**Teks pilihan:**
◇ ◇ ◇
7.12.11

Catatan HUT LPM SK ke 33 (dari sesenior :D )

Pahit Manis Bergumul Bersamaan (Refleksi 33 Th Suara Kampus)
Catatan: Abdullah Khusairi


Sungguh, saya tak berharap jadi romantisme murahan. Mendadak menangis di hadapan sebuah majelis pada dasarnya memalukan. Apa boleh buat, ia keluar sendiri. Tenggorokan tercekat, lidah kelu. Jiwa saya bergetar. Entah, saya sendiri tak mengerti.

"Bung ikut acara LPM Suara Kampus, ya. Semua sudah ada agenda. Saya sedang urus Pak Biro (Amrul Wahdi) berobat ke Malaka," ujar Pembantu Rektor II, Prof. Dr. H. Salmadanis, M.Ag, beberapa jam sebelum saya mendadak sentimentil itu.

"Siap. Saya akan hadir Prof," jawab saya tegas. Meyakini pimpinan, bagi saya, salah satu tugas, untuk melaksanakan tugas dari pimpinan.

Sabtu (3/12) saya memang tak begitu sibuk, namun ada beberapa agenda. Rencananya, saya tetap akan acara Ultah LPM Suara Kampus walau sedikit terlambat. Karena agenda tabrakan dengan yang lain dan selisih waktu di perjalanan.

Syukurlah, saya dapat mengejar tenggat waktu dalam perjalanan ---tidak kebut-kebut amat lho. Sampai di aula acara segera dimulai. Saya jadi tepat waktu. Alhamdulillah.

Baru saja duduk, saya langsung dipanggil Master of Ceremony (MC) untuk maju ke mimbar. Memberi sambutan 33 Tahun dari pembina. Insya Allah, maju mendadak begitu memang tak membuat saya kelu. Karena sudah terbiasa. Dan sudah tahu apa yang mesti dibicarakan.



Titik Nadir

Setelah "membuka kata" dan basa-basi kepada yang hadir, ketika itulah saya berada di titik nadir. Sebuah emosi yang tak dapat saya ungkapkan dengan kata-kata. Kata-kata tak mampu mewakili perasaan saya, kecuali ekspresi dan air mata.

"Hampir saja terjadi hujan," celetuk Founding Fathers Suara Kampus, Shofwan Karim.

Memang. Suara Kampus bagi saya memang memiliki arti besar. Meminjam istilah Maifil Eka Putra (Pengurus Suara Kampus, 1994-1997), ada noktah sejarah hidup di sini. Yang tak mungkin terhapus apalagi dilupakan.

Inilah romantisme terhadap masa lalu yang paling terasa hebat dalam hidup saya. Sehingga harus sedikit terguncang ketika kembali ke masa itu. Sebuah masa dimana gelora muda sedang tumbuh mekar. Belajar tentang seluruh hal. Lalu memaknainya menjadi kedewasaan. Hingga khatam 160 SKS di Jurusan Komunikasi Penyiaran Islam Fakultas Dakwah 2000, ada sejarah pahit dan manis bercampur aduk. Rasa Nano-Nano.
◇ ◇ ◇
**Data yang diberikan:**
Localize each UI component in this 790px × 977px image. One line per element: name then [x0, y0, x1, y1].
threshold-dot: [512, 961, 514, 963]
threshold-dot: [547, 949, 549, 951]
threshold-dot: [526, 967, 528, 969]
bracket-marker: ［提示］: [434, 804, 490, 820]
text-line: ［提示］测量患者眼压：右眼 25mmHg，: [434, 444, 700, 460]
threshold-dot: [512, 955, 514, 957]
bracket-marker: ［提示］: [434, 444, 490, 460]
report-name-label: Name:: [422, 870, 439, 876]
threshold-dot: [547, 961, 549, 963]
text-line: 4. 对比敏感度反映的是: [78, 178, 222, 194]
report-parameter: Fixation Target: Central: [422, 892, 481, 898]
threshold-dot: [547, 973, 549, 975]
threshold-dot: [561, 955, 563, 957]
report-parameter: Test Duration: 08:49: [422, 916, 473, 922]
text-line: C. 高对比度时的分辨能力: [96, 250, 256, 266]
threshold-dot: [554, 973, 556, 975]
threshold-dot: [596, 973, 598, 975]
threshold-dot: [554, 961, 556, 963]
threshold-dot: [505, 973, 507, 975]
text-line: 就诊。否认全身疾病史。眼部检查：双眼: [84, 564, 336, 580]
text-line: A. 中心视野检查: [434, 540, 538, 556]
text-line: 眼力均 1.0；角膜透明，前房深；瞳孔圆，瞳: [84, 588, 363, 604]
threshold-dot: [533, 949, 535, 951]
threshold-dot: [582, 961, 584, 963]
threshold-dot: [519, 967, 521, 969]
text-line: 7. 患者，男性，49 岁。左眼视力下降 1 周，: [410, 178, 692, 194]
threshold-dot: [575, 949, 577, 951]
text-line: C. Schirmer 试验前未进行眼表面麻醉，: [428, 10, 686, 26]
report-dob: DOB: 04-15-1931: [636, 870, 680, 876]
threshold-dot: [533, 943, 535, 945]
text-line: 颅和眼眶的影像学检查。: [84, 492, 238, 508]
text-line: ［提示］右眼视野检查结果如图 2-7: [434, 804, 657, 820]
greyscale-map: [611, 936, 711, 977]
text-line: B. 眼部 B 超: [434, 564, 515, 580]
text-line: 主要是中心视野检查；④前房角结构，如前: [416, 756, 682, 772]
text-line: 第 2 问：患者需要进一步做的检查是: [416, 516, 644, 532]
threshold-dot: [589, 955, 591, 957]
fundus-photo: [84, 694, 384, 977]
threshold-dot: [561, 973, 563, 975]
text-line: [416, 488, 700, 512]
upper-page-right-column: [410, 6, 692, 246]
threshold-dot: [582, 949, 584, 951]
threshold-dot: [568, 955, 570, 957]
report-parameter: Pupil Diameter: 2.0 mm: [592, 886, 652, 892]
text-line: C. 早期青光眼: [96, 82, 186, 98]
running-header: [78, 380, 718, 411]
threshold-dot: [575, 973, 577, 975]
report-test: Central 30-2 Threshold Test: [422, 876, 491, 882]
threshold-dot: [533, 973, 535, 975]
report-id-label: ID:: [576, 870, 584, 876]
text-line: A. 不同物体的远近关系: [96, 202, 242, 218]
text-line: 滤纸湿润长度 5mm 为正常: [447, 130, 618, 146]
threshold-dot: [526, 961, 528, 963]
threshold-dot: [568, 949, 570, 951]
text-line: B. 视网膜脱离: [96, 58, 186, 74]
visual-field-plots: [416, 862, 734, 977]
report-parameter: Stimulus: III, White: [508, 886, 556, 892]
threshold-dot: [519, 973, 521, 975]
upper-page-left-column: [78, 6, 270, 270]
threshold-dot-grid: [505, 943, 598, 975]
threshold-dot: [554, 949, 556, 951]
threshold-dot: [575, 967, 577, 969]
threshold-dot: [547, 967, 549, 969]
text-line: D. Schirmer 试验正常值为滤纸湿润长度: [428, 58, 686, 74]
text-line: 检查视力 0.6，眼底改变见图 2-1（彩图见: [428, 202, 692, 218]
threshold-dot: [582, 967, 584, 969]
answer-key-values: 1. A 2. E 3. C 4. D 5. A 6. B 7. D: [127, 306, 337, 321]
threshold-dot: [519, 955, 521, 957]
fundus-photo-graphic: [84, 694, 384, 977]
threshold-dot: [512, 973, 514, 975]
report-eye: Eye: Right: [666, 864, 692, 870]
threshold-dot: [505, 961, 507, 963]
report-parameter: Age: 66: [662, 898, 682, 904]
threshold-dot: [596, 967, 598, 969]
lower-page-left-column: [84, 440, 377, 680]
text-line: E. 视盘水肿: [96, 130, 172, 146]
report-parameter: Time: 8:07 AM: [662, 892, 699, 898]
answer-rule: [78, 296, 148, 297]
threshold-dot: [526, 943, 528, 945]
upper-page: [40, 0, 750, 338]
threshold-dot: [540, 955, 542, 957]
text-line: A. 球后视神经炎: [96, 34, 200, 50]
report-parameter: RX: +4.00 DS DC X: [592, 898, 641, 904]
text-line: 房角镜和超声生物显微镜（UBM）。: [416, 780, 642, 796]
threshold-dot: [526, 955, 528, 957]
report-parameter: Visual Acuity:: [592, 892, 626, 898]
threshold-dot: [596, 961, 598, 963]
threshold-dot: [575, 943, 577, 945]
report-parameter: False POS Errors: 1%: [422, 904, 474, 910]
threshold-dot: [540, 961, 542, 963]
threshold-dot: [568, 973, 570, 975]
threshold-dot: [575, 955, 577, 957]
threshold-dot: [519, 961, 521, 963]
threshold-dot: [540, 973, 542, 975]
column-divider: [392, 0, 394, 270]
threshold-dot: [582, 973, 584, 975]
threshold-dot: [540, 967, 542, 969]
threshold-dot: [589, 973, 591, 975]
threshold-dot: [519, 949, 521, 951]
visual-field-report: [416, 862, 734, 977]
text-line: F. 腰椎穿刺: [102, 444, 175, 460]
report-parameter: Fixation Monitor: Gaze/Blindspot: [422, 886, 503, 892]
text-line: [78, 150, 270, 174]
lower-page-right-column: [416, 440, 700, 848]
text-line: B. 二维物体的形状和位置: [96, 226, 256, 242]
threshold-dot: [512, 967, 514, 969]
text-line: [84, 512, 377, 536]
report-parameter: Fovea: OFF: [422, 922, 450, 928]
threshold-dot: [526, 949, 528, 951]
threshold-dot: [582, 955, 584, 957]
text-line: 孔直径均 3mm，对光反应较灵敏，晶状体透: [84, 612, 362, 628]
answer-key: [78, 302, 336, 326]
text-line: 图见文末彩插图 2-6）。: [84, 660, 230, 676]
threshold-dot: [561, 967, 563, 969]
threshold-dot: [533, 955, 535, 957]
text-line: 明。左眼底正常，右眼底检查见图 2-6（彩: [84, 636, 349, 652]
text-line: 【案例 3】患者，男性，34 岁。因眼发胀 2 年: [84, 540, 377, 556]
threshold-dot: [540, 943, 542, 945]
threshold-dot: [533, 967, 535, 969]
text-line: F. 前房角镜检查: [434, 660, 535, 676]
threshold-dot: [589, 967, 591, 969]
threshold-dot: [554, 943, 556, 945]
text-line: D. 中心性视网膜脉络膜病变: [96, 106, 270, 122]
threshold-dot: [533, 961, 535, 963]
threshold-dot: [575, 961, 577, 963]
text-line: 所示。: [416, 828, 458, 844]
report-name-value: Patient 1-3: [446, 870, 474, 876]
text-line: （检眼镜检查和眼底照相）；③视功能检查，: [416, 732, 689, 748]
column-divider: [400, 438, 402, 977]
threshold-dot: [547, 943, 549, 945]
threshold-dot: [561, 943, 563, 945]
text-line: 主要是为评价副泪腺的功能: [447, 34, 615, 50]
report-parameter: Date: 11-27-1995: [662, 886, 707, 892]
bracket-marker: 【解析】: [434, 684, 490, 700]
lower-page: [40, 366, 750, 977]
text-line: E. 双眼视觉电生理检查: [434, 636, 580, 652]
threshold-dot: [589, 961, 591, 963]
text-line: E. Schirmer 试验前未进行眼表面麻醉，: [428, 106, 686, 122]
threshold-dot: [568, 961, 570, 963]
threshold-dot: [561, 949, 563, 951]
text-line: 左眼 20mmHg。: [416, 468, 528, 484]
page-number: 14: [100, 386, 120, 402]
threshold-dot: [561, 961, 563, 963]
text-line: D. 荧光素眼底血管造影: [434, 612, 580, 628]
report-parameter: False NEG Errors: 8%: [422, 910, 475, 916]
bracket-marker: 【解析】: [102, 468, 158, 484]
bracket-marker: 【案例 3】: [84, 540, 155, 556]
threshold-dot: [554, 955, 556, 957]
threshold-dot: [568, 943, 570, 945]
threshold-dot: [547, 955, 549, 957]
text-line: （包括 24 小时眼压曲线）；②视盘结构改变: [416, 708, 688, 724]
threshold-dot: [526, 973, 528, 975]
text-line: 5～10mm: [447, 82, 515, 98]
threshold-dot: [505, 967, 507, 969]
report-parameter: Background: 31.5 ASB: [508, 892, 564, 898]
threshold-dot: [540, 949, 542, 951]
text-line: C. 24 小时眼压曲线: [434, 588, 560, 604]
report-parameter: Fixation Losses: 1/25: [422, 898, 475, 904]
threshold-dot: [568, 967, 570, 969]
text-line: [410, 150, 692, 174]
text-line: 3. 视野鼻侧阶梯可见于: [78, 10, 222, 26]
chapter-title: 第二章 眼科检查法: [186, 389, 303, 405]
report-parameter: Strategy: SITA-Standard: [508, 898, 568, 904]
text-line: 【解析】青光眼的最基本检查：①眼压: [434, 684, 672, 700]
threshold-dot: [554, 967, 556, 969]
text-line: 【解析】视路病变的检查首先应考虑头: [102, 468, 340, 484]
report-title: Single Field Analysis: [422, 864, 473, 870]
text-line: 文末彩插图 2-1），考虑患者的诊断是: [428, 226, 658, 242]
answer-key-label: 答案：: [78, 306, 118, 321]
◇ ◇ ◇
**Petunjuk untukmu:**
Perbarui catatan tentang Suara Kampus dengan menulis ulang bagian antara "Catatan HUT LPM" dan "tugas dari pimpinan.", termasuk keduanya. Ganti "Malaka" dengan "Singapura" di bagian itu. Entri-entri di atas sama sekali tidak berperan di sini.

**Jawabannya:**
Catatan HUT LPM SK ke 33 (dari sesenior :D )

Pahit Manis Bergumul Bersamaan (Refleksi 33 Th Suara Kampus)
Catatan: Abdullah Khusairi


Sungguh, saya tak berharap jadi romantisme murahan. Mendadak menangis di hadapan sebuah majelis pada dasarnya memalukan. Apa boleh buat, ia keluar sendiri. Tenggorokan tercekat, lidah kelu. Jiwa saya bergetar. Entah, saya sendiri tak mengerti.

"Bung ikut acara LPM Suara Kampus, ya. Semua sudah ada agenda. Saya sedang urus Pak Biro (Amrul Wahdi) berobat ke Singapura," ujar Pembantu Rektor II, Prof. Dr. H. Salmadanis, M.Ag, beberapa jam sebelum saya mendadak sentimentil itu.

"Siap. Saya akan hadir Prof," jawab saya tegas. Meyakini pimpinan, bagi saya, salah satu tugas, untuk melaksanakan tugas dari pimpinan.